Your objective
Find each line with "dash" and copy it.

Data rows

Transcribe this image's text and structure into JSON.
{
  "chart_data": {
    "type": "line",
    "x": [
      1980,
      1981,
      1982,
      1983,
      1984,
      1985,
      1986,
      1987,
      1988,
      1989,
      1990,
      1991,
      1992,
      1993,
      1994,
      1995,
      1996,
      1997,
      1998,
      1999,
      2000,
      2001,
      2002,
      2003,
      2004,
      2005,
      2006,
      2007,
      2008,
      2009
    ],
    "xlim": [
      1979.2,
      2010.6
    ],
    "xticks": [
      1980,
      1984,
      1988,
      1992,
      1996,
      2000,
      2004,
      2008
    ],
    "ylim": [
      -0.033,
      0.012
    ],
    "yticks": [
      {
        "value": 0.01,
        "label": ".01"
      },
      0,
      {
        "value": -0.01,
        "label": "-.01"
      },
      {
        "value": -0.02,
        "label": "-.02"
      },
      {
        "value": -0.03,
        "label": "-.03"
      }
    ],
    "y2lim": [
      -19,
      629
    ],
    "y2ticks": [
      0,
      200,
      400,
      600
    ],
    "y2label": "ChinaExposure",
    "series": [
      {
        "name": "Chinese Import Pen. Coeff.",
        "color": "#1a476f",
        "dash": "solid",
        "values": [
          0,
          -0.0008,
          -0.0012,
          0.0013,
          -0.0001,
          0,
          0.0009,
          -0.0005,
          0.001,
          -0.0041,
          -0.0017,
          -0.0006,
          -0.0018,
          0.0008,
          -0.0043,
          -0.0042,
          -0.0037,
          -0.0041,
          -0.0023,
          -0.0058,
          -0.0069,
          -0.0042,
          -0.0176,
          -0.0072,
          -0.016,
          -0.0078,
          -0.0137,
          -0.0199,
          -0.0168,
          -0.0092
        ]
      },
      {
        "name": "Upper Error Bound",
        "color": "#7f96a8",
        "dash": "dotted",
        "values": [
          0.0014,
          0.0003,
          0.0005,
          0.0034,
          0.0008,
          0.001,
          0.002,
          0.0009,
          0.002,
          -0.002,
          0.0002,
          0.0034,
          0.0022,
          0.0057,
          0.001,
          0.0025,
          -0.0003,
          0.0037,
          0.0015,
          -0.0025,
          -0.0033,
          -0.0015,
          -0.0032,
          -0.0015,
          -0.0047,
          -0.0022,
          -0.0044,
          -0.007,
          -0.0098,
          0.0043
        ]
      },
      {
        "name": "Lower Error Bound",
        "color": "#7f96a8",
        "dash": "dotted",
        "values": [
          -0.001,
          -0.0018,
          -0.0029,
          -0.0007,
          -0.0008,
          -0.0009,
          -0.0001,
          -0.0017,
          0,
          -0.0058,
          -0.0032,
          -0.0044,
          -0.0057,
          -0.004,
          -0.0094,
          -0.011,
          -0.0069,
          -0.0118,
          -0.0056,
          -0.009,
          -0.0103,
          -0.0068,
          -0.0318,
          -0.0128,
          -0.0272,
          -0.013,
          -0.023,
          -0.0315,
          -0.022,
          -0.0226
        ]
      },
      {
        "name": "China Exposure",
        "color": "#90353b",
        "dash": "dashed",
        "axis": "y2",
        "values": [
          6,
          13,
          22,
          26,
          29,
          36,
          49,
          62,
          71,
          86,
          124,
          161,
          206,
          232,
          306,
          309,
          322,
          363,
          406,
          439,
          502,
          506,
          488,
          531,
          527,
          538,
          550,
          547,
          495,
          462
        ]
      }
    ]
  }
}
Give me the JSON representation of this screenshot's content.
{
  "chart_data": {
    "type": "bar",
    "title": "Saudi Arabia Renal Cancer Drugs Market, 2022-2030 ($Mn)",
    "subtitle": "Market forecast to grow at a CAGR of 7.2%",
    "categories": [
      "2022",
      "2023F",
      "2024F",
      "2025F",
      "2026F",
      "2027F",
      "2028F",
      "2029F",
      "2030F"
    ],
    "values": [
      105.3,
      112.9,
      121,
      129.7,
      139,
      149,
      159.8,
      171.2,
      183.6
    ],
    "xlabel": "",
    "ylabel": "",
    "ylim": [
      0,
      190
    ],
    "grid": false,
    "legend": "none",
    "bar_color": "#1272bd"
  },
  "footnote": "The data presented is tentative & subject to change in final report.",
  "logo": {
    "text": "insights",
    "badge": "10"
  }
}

Solved exercise
        "dash": "solid",
        "dash": "dotted",
        "dash": "dotted",
        "dash": "dashed",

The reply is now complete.